**STATED TASK:** Without the pictures, print each of the records below exactly as it appears.

**DATA SUPPLIED:**
BEGIN

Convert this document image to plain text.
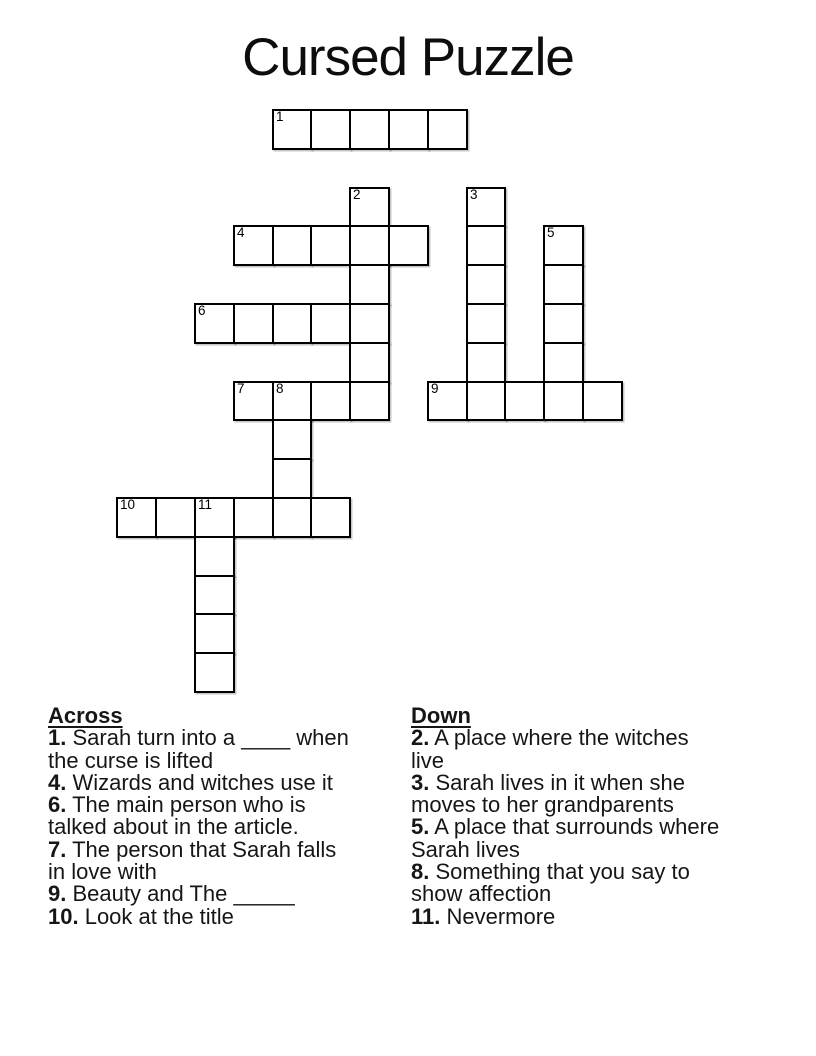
Cursed Puzzle
1
2	3
4	5
6
7 8	9
10	11
Across
1. Sarah turn into a ____ when
the curse is lifted
4. Wizards and witches use it
6. The main person who is
talked about in the article.
7. The person that Sarah falls
in love with
9. Beauty and The _____
10. Look at the title
Down
2. A place where the witches
live
3. Sarah lives in it when she
moves to her grandparents
5. A place that surrounds where
Sarah lives
8. Something that you say to
show affection
11. Nevermore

END

**FINISHED TASK:**
Convert this document image to plain text.
Cursed Puzzle
1
2	3
4	5
6
7 8	9
10	11
Across
1. Sarah turn into a ____ when
the curse is lifted
4. Wizards and witches use it
6. The main person who is
talked about in the article.
7. The person that Sarah falls
in love with
9. Beauty and The _____
10. Look at the title
Down
2. A place where the witches
live
3. Sarah lives in it when she
moves to her grandparents
5. A place that surrounds where
Sarah lives
8. Something that you say to
show affection
11. Nevermore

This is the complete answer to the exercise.